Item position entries
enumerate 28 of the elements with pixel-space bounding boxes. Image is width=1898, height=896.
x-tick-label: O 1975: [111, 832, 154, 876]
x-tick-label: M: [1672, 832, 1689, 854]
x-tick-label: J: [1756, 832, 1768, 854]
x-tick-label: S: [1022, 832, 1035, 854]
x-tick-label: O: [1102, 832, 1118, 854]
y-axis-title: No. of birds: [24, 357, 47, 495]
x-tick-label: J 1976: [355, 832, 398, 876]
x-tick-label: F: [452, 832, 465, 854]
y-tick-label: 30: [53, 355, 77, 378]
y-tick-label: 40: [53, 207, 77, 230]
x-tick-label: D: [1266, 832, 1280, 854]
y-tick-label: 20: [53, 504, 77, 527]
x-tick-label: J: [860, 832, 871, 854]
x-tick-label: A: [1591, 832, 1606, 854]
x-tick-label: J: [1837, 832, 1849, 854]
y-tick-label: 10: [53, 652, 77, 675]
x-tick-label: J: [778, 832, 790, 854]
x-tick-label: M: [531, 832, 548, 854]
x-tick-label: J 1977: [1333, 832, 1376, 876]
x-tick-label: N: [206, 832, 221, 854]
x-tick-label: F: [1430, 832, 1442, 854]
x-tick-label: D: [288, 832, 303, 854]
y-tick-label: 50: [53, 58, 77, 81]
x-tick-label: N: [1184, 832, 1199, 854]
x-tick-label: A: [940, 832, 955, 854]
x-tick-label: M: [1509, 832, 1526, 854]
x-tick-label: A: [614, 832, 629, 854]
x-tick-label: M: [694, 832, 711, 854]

▶ _Aim_:
Render every line of the records above as a Markdown table with the columns "Row" and "Entry", numbering each row and omitting any blank lines.

▶ _Output_:
| Row | Entry |
|---|---|
| 1 | enumerate 28 of the elements with pixel-space bounding boxes. Image is width=1898, height=896. |
| 2 | x-tick-label: O 1975: [111, 832, 154, 876] |
| 3 | x-tick-label: M: [1672, 832, 1689, 854] |
| 4 | x-tick-label: J: [1756, 832, 1768, 854] |
| 5 | x-tick-label: S: [1022, 832, 1035, 854] |
| 6 | x-tick-label: O: [1102, 832, 1118, 854] |
| 7 | y-axis-title: No. of birds: [24, 357, 47, 495] |
| 8 | x-tick-label: J 1976: [355, 832, 398, 876] |
| 9 | x-tick-label: F: [452, 832, 465, 854] |
| 10 | y-tick-label: 30: [53, 355, 77, 378] |
| 11 | y-tick-label: 40: [53, 207, 77, 230] |
| 12 | x-tick-label: D: [1266, 832, 1280, 854] |
| 13 | y-tick-label: 20: [53, 504, 77, 527] |
| 14 | x-tick-label: J: [860, 832, 871, 854] |
| 15 | x-tick-label: A: [1591, 832, 1606, 854] |
| 16 | x-tick-label: J: [1837, 832, 1849, 854] |
| 17 | y-tick-label: 10: [53, 652, 77, 675] |
| 18 | x-tick-label: J: [778, 832, 790, 854] |
| 19 | x-tick-label: M: [531, 832, 548, 854] |
| 20 | x-tick-label: J 1977: [1333, 832, 1376, 876] |
| 21 | x-tick-label: N: [206, 832, 221, 854] |
| 22 | x-tick-label: F: [1430, 832, 1442, 854] |
| 23 | x-tick-label: D: [288, 832, 303, 854] |
| 24 | y-tick-label: 50: [53, 58, 77, 81] |
| 25 | x-tick-label: N: [1184, 832, 1199, 854] |
| 26 | x-tick-label: A: [940, 832, 955, 854] |
| 27 | x-tick-label: M: [1509, 832, 1526, 854] |
| 28 | x-tick-label: A: [614, 832, 629, 854] |
| 29 | x-tick-label: M: [694, 832, 711, 854] |